TASK PROMPT:
The answer must consist of every line from the entries below that contains the word "data".

================================

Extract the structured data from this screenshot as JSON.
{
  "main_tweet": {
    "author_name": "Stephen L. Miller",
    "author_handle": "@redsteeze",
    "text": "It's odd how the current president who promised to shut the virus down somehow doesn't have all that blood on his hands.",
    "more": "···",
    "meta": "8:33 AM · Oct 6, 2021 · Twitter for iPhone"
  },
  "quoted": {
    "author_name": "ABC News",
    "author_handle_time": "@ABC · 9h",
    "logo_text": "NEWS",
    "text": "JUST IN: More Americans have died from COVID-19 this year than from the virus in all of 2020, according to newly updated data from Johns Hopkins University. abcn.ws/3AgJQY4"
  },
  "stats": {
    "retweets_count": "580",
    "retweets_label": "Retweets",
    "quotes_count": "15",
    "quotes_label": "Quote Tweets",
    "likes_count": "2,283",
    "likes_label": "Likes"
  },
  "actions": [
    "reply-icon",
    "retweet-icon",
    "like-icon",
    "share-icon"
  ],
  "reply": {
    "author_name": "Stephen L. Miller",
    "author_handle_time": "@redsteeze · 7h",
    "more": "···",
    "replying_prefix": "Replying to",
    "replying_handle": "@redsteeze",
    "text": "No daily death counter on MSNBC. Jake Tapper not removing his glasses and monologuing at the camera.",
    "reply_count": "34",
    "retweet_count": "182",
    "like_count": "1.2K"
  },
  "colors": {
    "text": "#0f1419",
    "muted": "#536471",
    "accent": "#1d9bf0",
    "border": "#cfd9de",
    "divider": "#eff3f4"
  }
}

================================

TASK SOLUTION:
Extract the structured data from this screenshot as JSON.
    "text": "JUST IN: More Americans have died from COVID-19 this year than from the virus in all of 2020, according to newly updated data from Johns Hopkins University. abcn.ws/3AgJQY4"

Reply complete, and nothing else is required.